**Goal of the exercise**
Exactly as they appear, output all of the records. Skip any images.

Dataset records
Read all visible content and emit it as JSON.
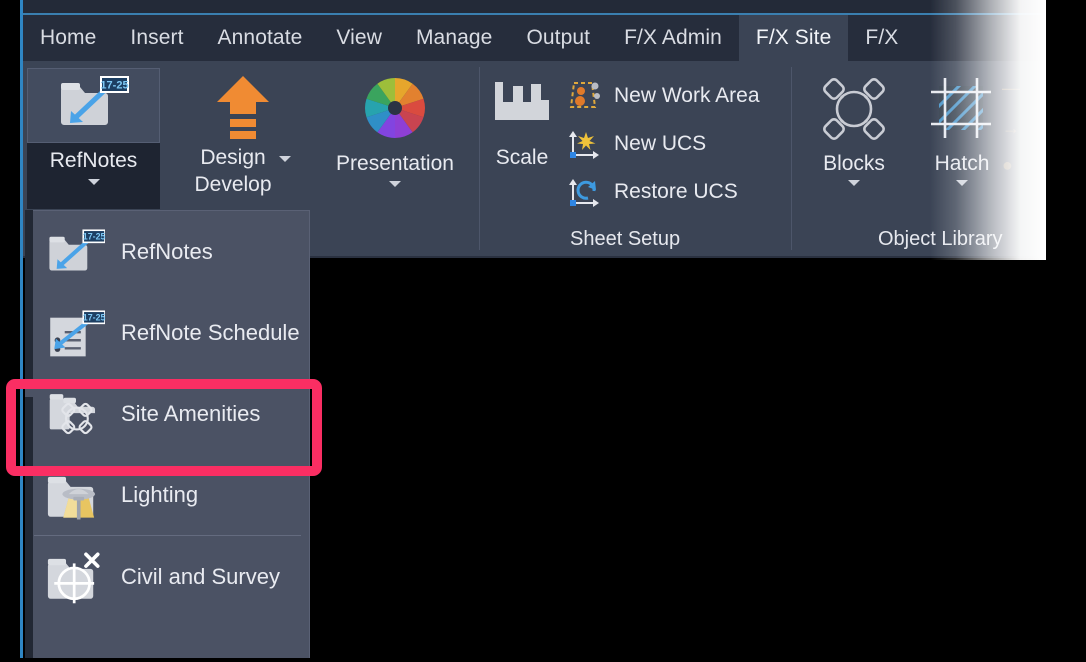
{
  "app": {
    "theme_bg": "#3b4455",
    "tabbar_bg": "#262d3c",
    "menu_bg": "#4b5264",
    "accent_blue": "#2f86c4",
    "highlight_color": "#fa2e63",
    "text_color": "#e8eaf0"
  },
  "ribbon_tabs": [
    {
      "label": "Home",
      "active": false
    },
    {
      "label": "Insert",
      "active": false
    },
    {
      "label": "Annotate",
      "active": false
    },
    {
      "label": "View",
      "active": false
    },
    {
      "label": "Manage",
      "active": false
    },
    {
      "label": "Output",
      "active": false
    },
    {
      "label": "F/X Admin",
      "active": false
    },
    {
      "label": "F/X Site",
      "active": true
    },
    {
      "label": "F/X",
      "active": false
    }
  ],
  "panels": {
    "refnotes": {
      "button_label": "RefNotes",
      "icon": "refnotes-folder-icon",
      "badge": "17-25",
      "has_dropdown": true,
      "state": "active"
    },
    "design_develop": {
      "button_label_line1": "Design",
      "button_label_line2": "Develop",
      "icon": "orange-up-arrow-icon",
      "has_dropdown": true
    },
    "presentation": {
      "button_label": "Presentation",
      "icon": "color-wheel-icon",
      "has_dropdown": true
    },
    "scale": {
      "button_label": "Scale",
      "icon": "scale-bars-icon",
      "has_dropdown": false
    },
    "sheet_setup": {
      "title": "Sheet Setup",
      "items": [
        {
          "label": "New Work Area",
          "icon": "work-area-icon"
        },
        {
          "label": "New UCS",
          "icon": "new-ucs-icon"
        },
        {
          "label": "Restore UCS",
          "icon": "restore-ucs-icon"
        }
      ]
    },
    "object_library": {
      "title": "Object Library",
      "items": [
        {
          "label": "Blocks",
          "icon": "blocks-node-icon",
          "has_dropdown": true
        },
        {
          "label": "Hatch",
          "icon": "hatch-square-icon",
          "has_dropdown": true
        }
      ]
    }
  },
  "refnotes_menu": {
    "items": [
      {
        "label": "RefNotes",
        "icon": "refnotes-folder-icon",
        "badge": "17-25",
        "highlighted": false
      },
      {
        "label": "RefNote Schedule",
        "icon": "refnote-schedule-icon",
        "badge": "17-25",
        "highlighted": false
      },
      {
        "label": "Site  Amenities",
        "icon": "site-amenities-icon",
        "badge": "",
        "highlighted": true
      },
      {
        "label": "Lighting",
        "icon": "lighting-folder-icon",
        "badge": "",
        "highlighted": false
      },
      {
        "label": "Civil and Survey",
        "icon": "civil-survey-icon",
        "badge": "",
        "highlighted": false
      }
    ]
  }
}
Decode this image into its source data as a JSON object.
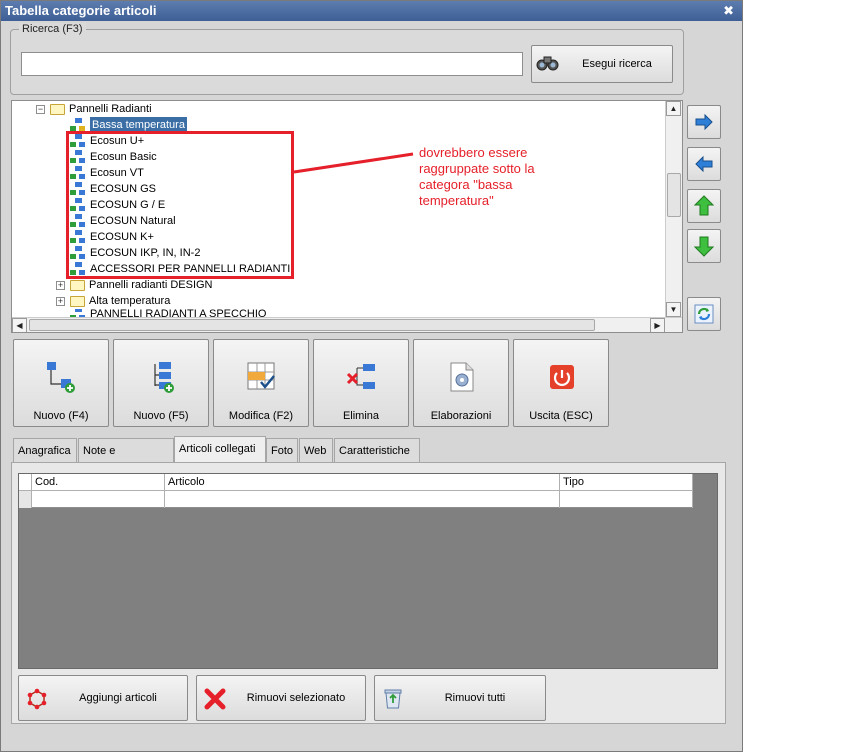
{
  "window": {
    "title": "Tabella categorie articoli",
    "close_glyph": "✖"
  },
  "search": {
    "group_label": "Ricerca (F3)",
    "input_value": "",
    "button_label": "Esegui ricerca",
    "button_icon": "binoculars-icon"
  },
  "tree": {
    "nodes": [
      {
        "label": "Pannelli Radianti",
        "kind": "folder",
        "expander": "−"
      },
      {
        "label": "Bassa temperatura",
        "kind": "category",
        "selected": true
      },
      {
        "label": "Ecosun U+",
        "kind": "category"
      },
      {
        "label": "Ecosun Basic",
        "kind": "category"
      },
      {
        "label": "Ecosun VT",
        "kind": "category"
      },
      {
        "label": "ECOSUN GS",
        "kind": "category"
      },
      {
        "label": "ECOSUN G / E",
        "kind": "category"
      },
      {
        "label": "ECOSUN Natural",
        "kind": "category"
      },
      {
        "label": "ECOSUN K+",
        "kind": "category"
      },
      {
        "label": "ECOSUN IKP, IN, IN-2",
        "kind": "category"
      },
      {
        "label": "ACCESSORI PER PANNELLI RADIANTI",
        "kind": "category"
      },
      {
        "label": "Pannelli radianti DESIGN",
        "kind": "folder",
        "expander": "+"
      },
      {
        "label": "Alta temperatura",
        "kind": "folder",
        "expander": "+"
      },
      {
        "label": "PANNELLI RADIANTI A SPECCHIO",
        "kind": "category"
      }
    ]
  },
  "annotation": {
    "text": "dovrebbero essere raggruppate sotto la categora \"bassa temperatura\"",
    "color": "#e5202a"
  },
  "side_buttons": [
    {
      "name": "move-right-button",
      "icon": "arrow-right-icon"
    },
    {
      "name": "move-left-button",
      "icon": "arrow-left-icon"
    },
    {
      "name": "move-up-button",
      "icon": "arrow-up-icon"
    },
    {
      "name": "move-down-button",
      "icon": "arrow-down-icon"
    },
    {
      "name": "refresh-button",
      "icon": "refresh-icon"
    }
  ],
  "toolbar": {
    "new_f4": "Nuovo (F4)",
    "new_f5": "Nuovo (F5)",
    "edit": "Modifica (F2)",
    "delete": "Elimina",
    "processing": "Elaborazioni",
    "exit": "Uscita (ESC)"
  },
  "tabs": [
    {
      "label": "Anagrafica",
      "active": false
    },
    {
      "label": "Note e descrizioni",
      "active": false
    },
    {
      "label": "Articoli collegati",
      "active": true
    },
    {
      "label": "Foto",
      "active": false
    },
    {
      "label": "Web",
      "active": false
    },
    {
      "label": "Caratteristiche",
      "active": false
    }
  ],
  "grid": {
    "columns": [
      "Cod.",
      "Articolo",
      "Tipo"
    ],
    "rows": [
      [
        "",
        "",
        ""
      ]
    ]
  },
  "bottom_buttons": {
    "add": "Aggiungi articoli",
    "remove_selected": "Rimuovi selezionato",
    "remove_all": "Rimuovi tutti"
  }
}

**Output**
Read all visible content and emit it as JSON.
{
  "app": {
    "theme_bg": "#3b4455",
    "tabbar_bg": "#262d3c",
    "menu_bg": "#4b5264",
    "accent_blue": "#2f86c4",
    "highlight_color": "#fa2e63",
    "text_color": "#e8eaf0"
  },
  "ribbon_tabs": [
    {
      "label": "Home",
      "active": false
    },
    {
      "label": "Insert",
      "active": false
    },
    {
      "label": "Annotate",
      "active": false
    },
    {
      "label": "View",
      "active": false
    },
    {
      "label": "Manage",
      "active": false
    },
    {
      "label": "Output",
      "active": false
    },
    {
      "label": "F/X Admin",
      "active": false
    },
    {
      "label": "F/X Site",
      "active": true
    },
    {
      "label": "F/X",
      "active": false
    }
  ],
  "panels": {
    "refnotes": {
      "button_label": "RefNotes",
      "icon": "refnotes-folder-icon",
      "badge": "17-25",
      "has_dropdown": true,
      "state": "active"
    },
    "design_develop": {
      "button_label_line1": "Design",
      "button_label_line2": "Develop",
      "icon": "orange-up-arrow-icon",
      "has_dropdown": true
    },
    "presentation": {
      "button_label": "Presentation",
      "icon": "color-wheel-icon",
      "has_dropdown": true
    },
    "scale": {
      "button_label": "Scale",
      "icon": "scale-bars-icon",
      "has_dropdown": false
    },
    "sheet_setup": {
      "title": "Sheet Setup",
      "items": [
        {
          "label": "New Work Area",
          "icon": "work-area-icon"
        },
        {
          "label": "New UCS",
          "icon": "new-ucs-icon"
        },
        {
          "label": "Restore UCS",
          "icon": "restore-ucs-icon"
        }
      ]
    },
    "object_library": {
      "title": "Object Library",
      "items": [
        {
          "label": "Blocks",
          "icon": "blocks-node-icon",
          "has_dropdown": true
        },
        {
          "label": "Hatch",
          "icon": "hatch-square-icon",
          "has_dropdown": true
        }
      ]
    }
  },
  "refnotes_menu": {
    "items": [
      {
        "label": "RefNotes",
        "icon": "refnotes-folder-icon",
        "badge": "17-25",
        "highlighted": false
      },
      {
        "label": "RefNote Schedule",
        "icon": "refnote-schedule-icon",
        "badge": "17-25",
        "highlighted": false
      },
      {
        "label": "Site  Amenities",
        "icon": "site-amenities-icon",
        "badge": "",
        "highlighted": true
      },
      {
        "label": "Lighting",
        "icon": "lighting-folder-icon",
        "badge": "",
        "highlighted": false
      },
      {
        "label": "Civil and Survey",
        "icon": "civil-survey-icon",
        "badge": "",
        "highlighted": false
      }
    ]
  }
}
Decode this image into its source data as a JSON object.
{
  "window": {
    "title": "Tabella categorie articoli",
    "close_glyph": "✖"
  },
  "search": {
    "group_label": "Ricerca (F3)",
    "input_value": "",
    "button_label": "Esegui ricerca",
    "button_icon": "binoculars-icon"
  },
  "tree": {
    "nodes": [
      {
        "label": "Pannelli Radianti",
        "kind": "folder",
        "expander": "−"
      },
      {
        "label": "Bassa temperatura",
        "kind": "category",
        "selected": true
      },
      {
        "label": "Ecosun U+",
        "kind": "category"
      },
      {
        "label": "Ecosun Basic",
        "kind": "category"
      },
      {
        "label": "Ecosun VT",
        "kind": "category"
      },
      {
        "label": "ECOSUN GS",
        "kind": "category"
      },
      {
        "label": "ECOSUN G / E",
        "kind": "category"
      },
      {
        "label": "ECOSUN Natural",
        "kind": "category"
      },
      {
        "label": "ECOSUN K+",
        "kind": "category"
      },
      {
        "label": "ECOSUN IKP, IN, IN-2",
        "kind": "category"
      },
      {
        "label": "ACCESSORI PER PANNELLI RADIANTI",
        "kind": "category"
      },
      {
        "label": "Pannelli radianti DESIGN",
        "kind": "folder",
        "expander": "+"
      },
      {
        "label": "Alta temperatura",
        "kind": "folder",
        "expander": "+"
      },
      {
        "label": "PANNELLI RADIANTI A SPECCHIO",
        "kind": "category"
      }
    ]
  },
  "annotation": {
    "text": "dovrebbero essere raggruppate sotto la categora \"bassa temperatura\"",
    "color": "#e5202a"
  },
  "side_buttons": [
    {
      "name": "move-right-button",
      "icon": "arrow-right-icon"
    },
    {
      "name": "move-left-button",
      "icon": "arrow-left-icon"
    },
    {
      "name": "move-up-button",
      "icon": "arrow-up-icon"
    },
    {
      "name": "move-down-button",
      "icon": "arrow-down-icon"
    },
    {
      "name": "refresh-button",
      "icon": "refresh-icon"
    }
  ],
  "toolbar": {
    "new_f4": "Nuovo (F4)",
    "new_f5": "Nuovo (F5)",
    "edit": "Modifica (F2)",
    "delete": "Elimina",
    "processing": "Elaborazioni",
    "exit": "Uscita (ESC)"
  },
  "tabs": [
    {
      "label": "Anagrafica",
      "active": false
    },
    {
      "label": "Note e descrizioni",
      "active": false
    },
    {
      "label": "Articoli collegati",
      "active": true
    },
    {
      "label": "Foto",
      "active": false
    },
    {
      "label": "Web",
      "active": false
    },
    {
      "label": "Caratteristiche",
      "active": false
    }
  ],
  "grid": {
    "columns": [
      "Cod.",
      "Articolo",
      "Tipo"
    ],
    "rows": [
      [
        "",
        "",
        ""
      ]
    ]
  },
  "bottom_buttons": {
    "add": "Aggiungi articoli",
    "remove_selected": "Rimuovi selezionato",
    "remove_all": "Rimuovi tutti"
  }
}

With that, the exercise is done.